▸ WORK TO DO
Your task is to repeat the entries underneath exactly, minus the pictures.

▸ PROVIDED DATA
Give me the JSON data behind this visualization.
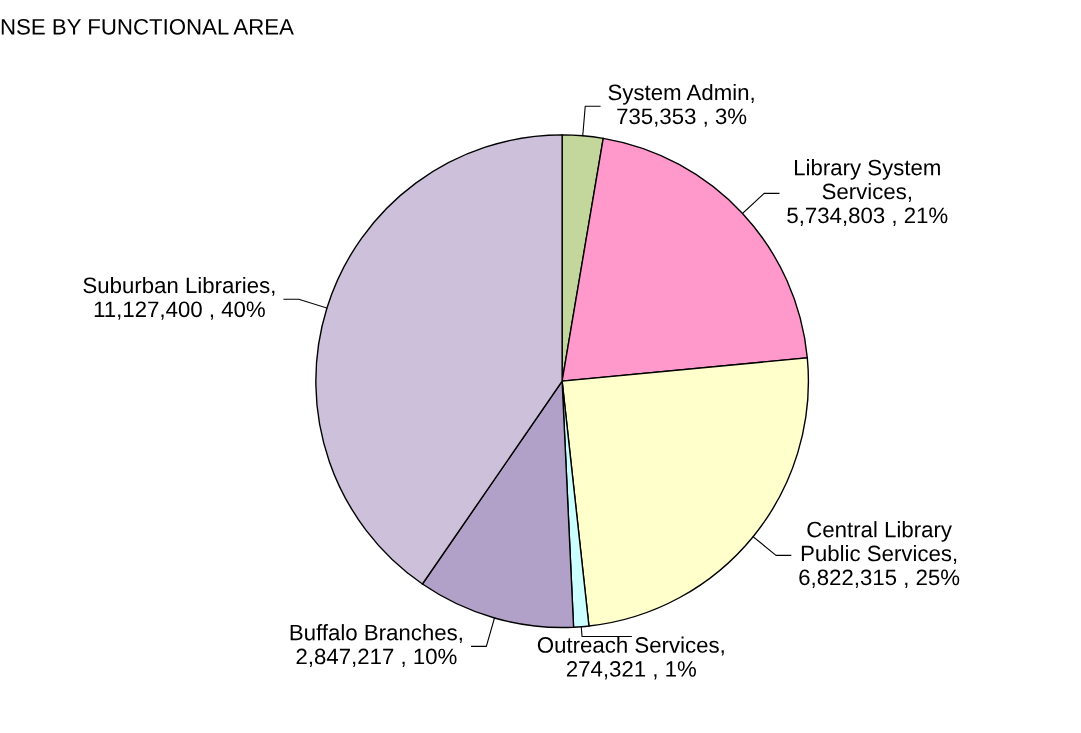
{
  "chart_data": {
    "type": "pie",
    "title": "NSE BY FUNCTIONAL AREA",
    "categories": [
      "System Admin",
      "Library System Services",
      "Central Library Public Services",
      "Outreach Services",
      "Buffalo Branches",
      "Suburban Libraries"
    ],
    "values": [
      735353,
      5734803,
      6822315,
      274321,
      2847217,
      11127400
    ],
    "value_labels": [
      ", 735,353 , 3%",
      ", 5,734,803 , 21%",
      ", 6,822,315 , 25%",
      ", 274,321 , 1%",
      ", 2,847,217 , 10%",
      ", 11,127,400 , 40%"
    ],
    "colors": [
      "#c3d69b",
      "#ff99cc",
      "#ffffcc",
      "#ccffff",
      "#b1a0c7",
      "#ccc0da"
    ],
    "legend": false
  }
}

▸ RESULT BELOW
Give me the JSON data behind this visualization.
{
  "chart_data": {
    "type": "pie",
    "title": "NSE BY FUNCTIONAL AREA",
    "categories": [
      "System Admin",
      "Library System Services",
      "Central Library Public Services",
      "Outreach Services",
      "Buffalo Branches",
      "Suburban Libraries"
    ],
    "values": [
      735353,
      5734803,
      6822315,
      274321,
      2847217,
      11127400
    ],
    "value_labels": [
      ", 735,353 , 3%",
      ", 5,734,803 , 21%",
      ", 6,822,315 , 25%",
      ", 274,321 , 1%",
      ", 2,847,217 , 10%",
      ", 11,127,400 , 40%"
    ],
    "colors": [
      "#c3d69b",
      "#ff99cc",
      "#ffffcc",
      "#ccffff",
      "#b1a0c7",
      "#ccc0da"
    ],
    "legend": false
  }
}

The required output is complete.